Stated goal:
Scan the data below and pick out the lines containing the word "JSON".

════════════════════

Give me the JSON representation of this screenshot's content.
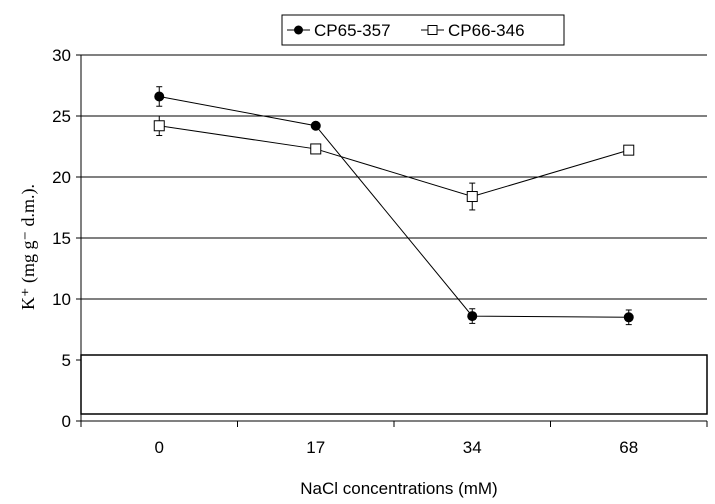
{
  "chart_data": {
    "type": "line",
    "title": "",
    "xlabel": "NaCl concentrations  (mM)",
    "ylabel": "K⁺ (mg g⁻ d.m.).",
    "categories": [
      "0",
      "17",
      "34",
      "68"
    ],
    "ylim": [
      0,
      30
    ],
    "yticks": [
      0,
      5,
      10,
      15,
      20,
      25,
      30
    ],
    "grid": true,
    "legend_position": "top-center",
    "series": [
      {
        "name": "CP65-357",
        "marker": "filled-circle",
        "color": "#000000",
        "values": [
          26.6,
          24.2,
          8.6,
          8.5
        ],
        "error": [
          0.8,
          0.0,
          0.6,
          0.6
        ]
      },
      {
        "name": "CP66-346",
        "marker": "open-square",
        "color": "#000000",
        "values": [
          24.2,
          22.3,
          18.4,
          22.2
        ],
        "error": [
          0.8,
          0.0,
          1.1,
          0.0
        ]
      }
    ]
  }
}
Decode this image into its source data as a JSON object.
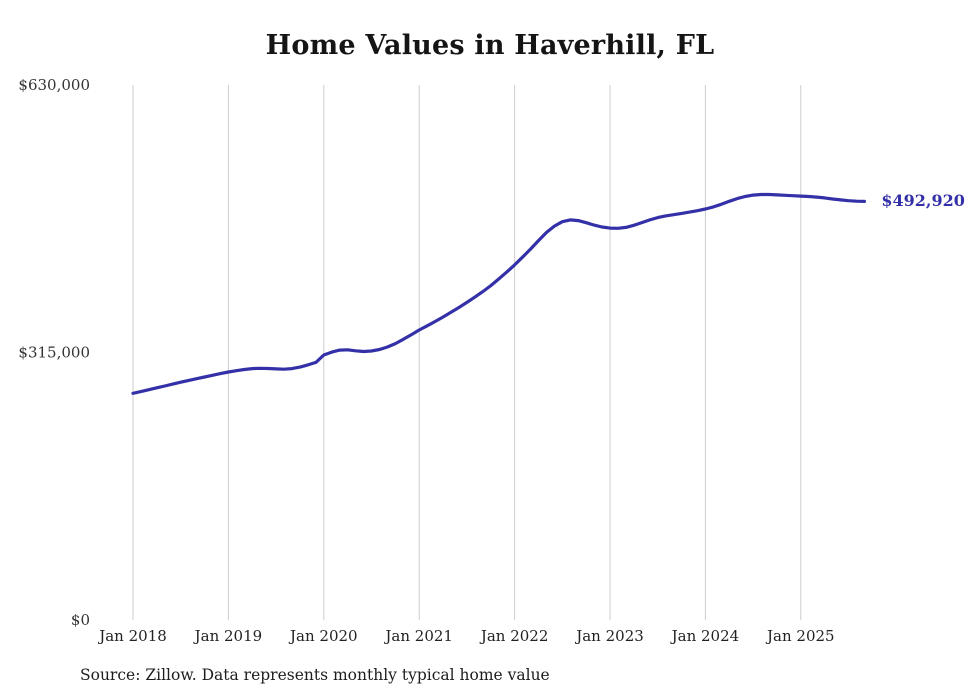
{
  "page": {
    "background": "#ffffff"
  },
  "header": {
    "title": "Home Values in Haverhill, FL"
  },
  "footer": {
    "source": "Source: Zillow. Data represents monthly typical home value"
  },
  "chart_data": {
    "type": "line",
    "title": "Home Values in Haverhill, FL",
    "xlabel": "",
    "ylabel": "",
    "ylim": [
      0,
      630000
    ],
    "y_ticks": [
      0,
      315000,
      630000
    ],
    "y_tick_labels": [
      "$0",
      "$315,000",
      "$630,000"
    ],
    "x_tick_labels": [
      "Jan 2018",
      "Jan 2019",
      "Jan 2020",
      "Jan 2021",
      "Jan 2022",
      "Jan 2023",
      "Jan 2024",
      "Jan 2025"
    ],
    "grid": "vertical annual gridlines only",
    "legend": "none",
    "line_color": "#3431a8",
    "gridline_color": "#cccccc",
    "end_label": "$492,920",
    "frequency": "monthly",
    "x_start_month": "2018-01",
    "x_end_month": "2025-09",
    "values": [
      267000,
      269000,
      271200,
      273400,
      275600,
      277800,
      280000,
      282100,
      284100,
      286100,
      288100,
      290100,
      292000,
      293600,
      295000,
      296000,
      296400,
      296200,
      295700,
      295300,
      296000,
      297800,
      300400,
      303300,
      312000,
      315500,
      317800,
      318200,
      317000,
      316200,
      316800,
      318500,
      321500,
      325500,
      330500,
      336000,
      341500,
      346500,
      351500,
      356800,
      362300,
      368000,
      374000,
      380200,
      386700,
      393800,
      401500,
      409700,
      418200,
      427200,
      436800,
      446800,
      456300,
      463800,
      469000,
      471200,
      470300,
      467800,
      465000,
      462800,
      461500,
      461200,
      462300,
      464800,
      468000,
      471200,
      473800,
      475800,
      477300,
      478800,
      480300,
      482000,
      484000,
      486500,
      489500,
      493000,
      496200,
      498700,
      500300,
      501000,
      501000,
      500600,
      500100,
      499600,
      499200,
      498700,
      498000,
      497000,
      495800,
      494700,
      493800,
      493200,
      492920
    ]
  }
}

════════════════════

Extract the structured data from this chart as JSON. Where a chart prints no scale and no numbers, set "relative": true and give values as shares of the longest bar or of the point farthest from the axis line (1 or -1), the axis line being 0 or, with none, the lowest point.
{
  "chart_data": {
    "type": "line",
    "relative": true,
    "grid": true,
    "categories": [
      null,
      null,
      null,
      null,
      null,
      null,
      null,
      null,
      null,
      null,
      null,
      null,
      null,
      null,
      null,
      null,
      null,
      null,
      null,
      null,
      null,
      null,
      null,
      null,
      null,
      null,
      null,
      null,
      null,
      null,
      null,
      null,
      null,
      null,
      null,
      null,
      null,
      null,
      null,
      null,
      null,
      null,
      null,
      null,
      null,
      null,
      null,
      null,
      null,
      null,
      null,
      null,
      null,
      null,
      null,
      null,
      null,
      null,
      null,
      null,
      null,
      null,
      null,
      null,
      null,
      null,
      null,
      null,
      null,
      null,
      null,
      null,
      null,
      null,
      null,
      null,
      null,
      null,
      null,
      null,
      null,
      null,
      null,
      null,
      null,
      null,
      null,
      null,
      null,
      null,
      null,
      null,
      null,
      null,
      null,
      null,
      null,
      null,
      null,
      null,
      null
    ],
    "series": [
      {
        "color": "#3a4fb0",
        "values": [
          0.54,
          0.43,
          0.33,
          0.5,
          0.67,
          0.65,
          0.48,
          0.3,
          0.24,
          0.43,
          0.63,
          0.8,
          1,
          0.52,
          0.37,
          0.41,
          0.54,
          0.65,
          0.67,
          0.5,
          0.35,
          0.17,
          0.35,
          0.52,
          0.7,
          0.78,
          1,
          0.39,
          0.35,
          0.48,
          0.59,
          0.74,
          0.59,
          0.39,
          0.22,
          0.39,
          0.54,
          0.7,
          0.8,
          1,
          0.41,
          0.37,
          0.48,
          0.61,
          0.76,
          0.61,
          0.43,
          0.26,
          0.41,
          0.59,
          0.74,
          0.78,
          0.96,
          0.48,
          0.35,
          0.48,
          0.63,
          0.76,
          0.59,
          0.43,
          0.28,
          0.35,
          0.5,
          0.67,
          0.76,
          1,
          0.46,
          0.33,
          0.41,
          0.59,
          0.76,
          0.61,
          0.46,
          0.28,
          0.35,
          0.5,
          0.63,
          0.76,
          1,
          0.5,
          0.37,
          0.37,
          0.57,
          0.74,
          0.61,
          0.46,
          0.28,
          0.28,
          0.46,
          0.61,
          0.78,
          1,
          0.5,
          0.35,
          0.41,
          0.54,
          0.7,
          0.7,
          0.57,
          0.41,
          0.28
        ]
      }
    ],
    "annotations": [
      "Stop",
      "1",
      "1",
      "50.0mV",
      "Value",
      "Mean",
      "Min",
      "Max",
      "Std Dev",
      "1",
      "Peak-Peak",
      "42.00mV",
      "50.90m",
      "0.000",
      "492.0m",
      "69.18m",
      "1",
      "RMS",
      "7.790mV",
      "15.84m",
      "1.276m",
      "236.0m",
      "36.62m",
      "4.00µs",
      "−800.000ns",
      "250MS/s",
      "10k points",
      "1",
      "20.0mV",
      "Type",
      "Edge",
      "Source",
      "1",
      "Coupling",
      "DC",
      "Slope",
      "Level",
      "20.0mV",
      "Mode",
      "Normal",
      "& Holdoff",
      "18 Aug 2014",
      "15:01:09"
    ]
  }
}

════════════════════

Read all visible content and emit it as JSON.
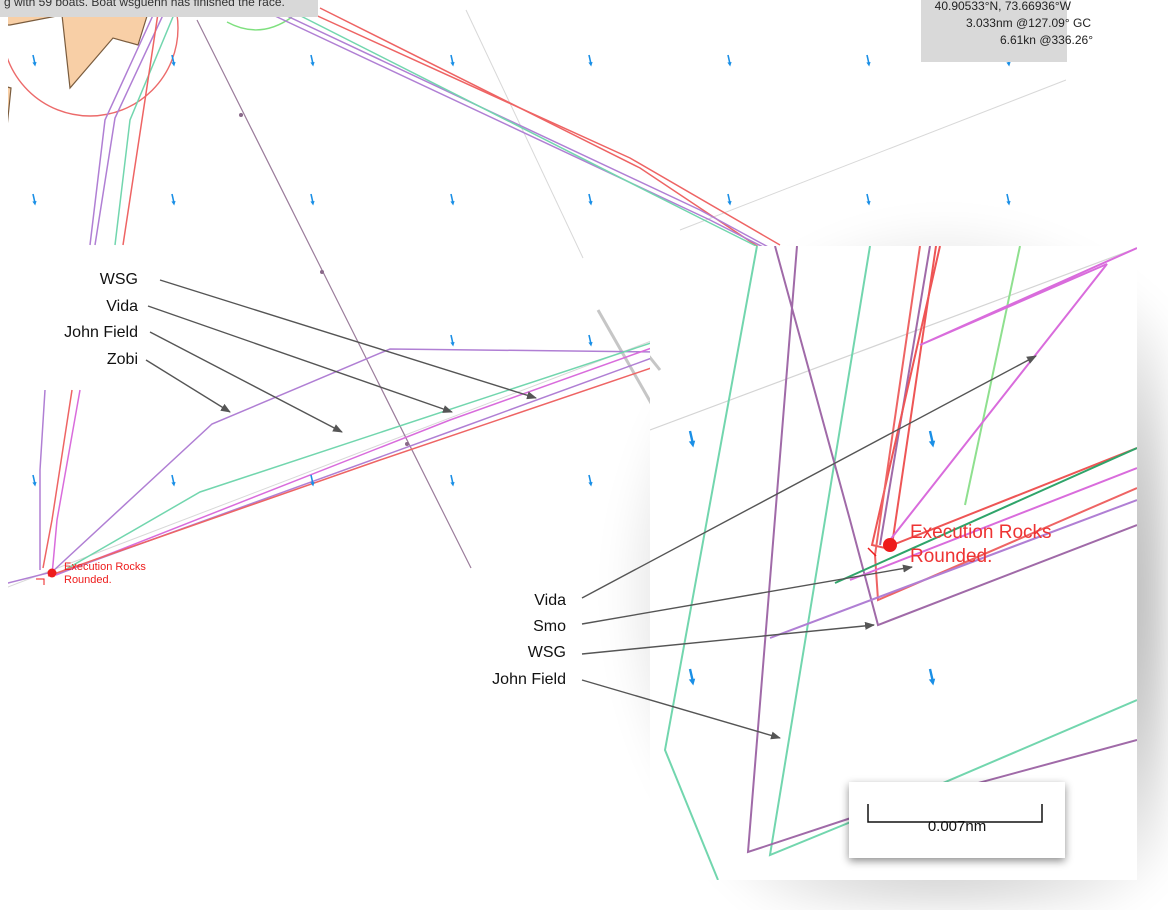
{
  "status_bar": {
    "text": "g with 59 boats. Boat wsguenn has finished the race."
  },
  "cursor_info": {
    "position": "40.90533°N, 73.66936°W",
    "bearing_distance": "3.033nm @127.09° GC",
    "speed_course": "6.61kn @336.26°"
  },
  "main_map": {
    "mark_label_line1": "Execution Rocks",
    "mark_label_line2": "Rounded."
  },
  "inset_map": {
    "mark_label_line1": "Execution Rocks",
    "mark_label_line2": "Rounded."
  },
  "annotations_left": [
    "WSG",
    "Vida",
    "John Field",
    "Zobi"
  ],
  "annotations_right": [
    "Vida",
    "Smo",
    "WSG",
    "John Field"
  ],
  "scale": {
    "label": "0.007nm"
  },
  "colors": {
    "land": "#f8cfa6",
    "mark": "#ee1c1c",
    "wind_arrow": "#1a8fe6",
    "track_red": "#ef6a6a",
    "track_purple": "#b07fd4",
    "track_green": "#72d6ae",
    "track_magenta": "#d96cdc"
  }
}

════════════════════

Exercise result:
Give me the JSON representation of this screenshot's content.
Decode this image into its source data as a JSON object.
Extract the structured data from this chart as JSON. Where a chart prints no scale and no numbers, set "relative": true and give values as shares of the longest bar or of the point farthest from the axis line (1 or -1), the axis line being 0 or, with none, the lowest point.
Read all visible content and emit it as JSON.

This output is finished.